⟨
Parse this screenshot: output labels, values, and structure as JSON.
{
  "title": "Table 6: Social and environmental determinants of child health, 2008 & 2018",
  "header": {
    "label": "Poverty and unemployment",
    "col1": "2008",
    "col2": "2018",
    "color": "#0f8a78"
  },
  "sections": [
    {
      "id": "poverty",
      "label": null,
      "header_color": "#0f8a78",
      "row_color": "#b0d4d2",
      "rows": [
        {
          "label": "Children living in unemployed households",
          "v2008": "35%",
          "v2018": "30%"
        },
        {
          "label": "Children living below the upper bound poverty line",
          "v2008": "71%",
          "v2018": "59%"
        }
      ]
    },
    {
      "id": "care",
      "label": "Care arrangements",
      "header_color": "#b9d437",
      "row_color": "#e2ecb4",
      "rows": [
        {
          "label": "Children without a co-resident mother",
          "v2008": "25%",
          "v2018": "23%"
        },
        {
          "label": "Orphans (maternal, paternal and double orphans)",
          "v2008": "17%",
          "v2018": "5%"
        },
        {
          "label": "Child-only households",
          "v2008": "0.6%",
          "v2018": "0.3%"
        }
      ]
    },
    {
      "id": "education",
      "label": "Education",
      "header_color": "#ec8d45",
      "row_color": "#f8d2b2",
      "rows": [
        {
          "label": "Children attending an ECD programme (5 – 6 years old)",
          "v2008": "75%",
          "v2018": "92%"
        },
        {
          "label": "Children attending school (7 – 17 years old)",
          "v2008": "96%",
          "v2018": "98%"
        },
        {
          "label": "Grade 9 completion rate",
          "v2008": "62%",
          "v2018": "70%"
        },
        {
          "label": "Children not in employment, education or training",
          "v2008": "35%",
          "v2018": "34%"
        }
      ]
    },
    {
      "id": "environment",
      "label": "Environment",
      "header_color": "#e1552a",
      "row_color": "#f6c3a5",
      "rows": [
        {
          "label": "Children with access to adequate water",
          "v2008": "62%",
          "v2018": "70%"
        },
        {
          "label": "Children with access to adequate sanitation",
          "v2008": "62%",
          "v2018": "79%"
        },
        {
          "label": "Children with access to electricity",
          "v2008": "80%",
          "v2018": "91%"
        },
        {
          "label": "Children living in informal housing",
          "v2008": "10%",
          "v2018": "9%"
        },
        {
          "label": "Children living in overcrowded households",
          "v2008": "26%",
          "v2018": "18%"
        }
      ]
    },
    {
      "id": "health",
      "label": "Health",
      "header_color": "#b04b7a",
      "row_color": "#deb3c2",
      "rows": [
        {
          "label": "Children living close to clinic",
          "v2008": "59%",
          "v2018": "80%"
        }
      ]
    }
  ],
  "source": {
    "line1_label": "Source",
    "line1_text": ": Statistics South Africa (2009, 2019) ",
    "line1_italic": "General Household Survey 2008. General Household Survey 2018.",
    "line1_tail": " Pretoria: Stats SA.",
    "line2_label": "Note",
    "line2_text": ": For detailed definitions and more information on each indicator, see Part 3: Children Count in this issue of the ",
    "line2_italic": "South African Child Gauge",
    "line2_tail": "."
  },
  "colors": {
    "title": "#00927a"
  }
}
⟩
⟨
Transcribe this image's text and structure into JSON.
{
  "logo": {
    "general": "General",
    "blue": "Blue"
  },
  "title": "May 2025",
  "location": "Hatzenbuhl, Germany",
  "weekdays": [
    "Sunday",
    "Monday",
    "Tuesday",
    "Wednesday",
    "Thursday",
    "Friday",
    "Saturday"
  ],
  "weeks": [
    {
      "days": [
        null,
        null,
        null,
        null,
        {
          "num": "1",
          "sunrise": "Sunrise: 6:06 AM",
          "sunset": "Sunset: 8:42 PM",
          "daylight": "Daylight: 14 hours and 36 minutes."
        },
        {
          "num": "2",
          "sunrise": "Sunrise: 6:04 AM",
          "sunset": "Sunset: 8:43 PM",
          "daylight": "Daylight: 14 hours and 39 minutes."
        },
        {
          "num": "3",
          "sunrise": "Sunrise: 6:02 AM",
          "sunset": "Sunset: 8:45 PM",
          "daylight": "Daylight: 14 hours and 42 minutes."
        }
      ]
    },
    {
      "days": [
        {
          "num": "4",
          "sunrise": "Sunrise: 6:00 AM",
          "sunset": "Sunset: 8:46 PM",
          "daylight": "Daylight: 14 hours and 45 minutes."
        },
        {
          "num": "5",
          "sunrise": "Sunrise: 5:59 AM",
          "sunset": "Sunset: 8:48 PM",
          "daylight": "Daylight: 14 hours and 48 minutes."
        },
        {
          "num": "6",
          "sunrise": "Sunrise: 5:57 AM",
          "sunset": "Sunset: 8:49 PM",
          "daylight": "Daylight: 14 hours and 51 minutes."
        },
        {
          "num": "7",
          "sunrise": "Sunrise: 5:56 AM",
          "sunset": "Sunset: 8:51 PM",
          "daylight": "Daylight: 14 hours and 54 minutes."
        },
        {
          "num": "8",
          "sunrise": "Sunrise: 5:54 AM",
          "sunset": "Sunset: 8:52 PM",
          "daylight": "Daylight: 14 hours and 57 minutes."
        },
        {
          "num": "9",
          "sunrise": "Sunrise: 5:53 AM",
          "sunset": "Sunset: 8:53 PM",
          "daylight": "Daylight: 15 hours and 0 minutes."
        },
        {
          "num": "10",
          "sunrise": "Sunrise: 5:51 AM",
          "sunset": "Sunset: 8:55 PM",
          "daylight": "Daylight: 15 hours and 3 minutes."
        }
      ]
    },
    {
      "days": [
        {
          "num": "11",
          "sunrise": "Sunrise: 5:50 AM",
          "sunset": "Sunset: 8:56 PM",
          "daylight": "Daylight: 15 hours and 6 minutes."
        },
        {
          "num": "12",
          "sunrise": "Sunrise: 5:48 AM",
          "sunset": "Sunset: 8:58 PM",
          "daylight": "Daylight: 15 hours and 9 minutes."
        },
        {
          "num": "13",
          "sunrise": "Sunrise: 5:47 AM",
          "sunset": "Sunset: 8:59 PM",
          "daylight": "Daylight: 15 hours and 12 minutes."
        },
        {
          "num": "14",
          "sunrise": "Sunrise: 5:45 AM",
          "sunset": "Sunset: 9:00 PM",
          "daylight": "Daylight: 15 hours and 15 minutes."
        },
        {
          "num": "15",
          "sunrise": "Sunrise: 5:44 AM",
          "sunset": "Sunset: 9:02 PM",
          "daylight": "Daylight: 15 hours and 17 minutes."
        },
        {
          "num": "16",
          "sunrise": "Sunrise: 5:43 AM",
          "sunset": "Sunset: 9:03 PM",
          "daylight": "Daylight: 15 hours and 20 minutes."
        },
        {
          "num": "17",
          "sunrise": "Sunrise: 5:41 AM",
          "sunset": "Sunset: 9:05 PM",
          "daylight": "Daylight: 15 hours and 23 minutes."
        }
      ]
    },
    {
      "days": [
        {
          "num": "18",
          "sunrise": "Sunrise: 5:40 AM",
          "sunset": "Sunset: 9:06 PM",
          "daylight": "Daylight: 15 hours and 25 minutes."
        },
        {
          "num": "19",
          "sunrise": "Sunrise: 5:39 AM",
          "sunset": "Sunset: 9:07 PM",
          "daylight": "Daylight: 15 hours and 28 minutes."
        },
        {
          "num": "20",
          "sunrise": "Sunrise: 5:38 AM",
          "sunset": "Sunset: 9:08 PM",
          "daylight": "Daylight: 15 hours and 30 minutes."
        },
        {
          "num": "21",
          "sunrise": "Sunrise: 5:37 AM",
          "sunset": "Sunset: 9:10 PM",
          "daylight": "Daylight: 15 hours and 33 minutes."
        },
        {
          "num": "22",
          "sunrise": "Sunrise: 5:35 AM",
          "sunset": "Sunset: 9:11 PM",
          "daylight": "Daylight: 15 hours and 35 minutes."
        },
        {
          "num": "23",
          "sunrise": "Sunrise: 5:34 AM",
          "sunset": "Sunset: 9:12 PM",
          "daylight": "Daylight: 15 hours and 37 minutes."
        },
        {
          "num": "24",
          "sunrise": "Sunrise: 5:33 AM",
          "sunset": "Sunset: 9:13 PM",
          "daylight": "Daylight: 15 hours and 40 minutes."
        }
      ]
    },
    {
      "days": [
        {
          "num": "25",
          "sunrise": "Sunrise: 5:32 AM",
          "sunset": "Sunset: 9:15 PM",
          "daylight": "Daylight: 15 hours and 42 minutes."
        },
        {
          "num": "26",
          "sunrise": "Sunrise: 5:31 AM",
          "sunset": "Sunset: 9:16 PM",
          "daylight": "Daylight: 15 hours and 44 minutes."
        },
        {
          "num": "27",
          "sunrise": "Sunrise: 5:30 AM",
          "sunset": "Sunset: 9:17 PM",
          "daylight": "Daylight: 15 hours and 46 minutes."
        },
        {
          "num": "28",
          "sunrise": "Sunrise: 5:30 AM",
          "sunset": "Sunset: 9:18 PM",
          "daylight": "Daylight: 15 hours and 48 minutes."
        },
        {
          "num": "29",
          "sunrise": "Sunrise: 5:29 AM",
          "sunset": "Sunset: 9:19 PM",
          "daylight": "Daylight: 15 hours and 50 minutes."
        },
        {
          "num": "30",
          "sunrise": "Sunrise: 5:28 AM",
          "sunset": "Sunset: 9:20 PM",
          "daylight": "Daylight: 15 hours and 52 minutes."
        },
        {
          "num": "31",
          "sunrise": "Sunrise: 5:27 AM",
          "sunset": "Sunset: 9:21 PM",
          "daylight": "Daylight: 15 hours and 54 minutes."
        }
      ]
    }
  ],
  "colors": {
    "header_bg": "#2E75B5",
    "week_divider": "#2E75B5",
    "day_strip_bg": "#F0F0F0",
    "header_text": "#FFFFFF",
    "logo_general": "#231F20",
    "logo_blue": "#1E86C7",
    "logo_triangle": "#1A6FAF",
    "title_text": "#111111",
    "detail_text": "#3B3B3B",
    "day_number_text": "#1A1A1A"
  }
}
⟩
The problem: Identify each line in the entries with the word "attending" and copy it.

Exercise output:
          "label": "Children attending an ECD programme (5 – 6 years old)",
          "label": "Children attending school (7 – 17 years old)",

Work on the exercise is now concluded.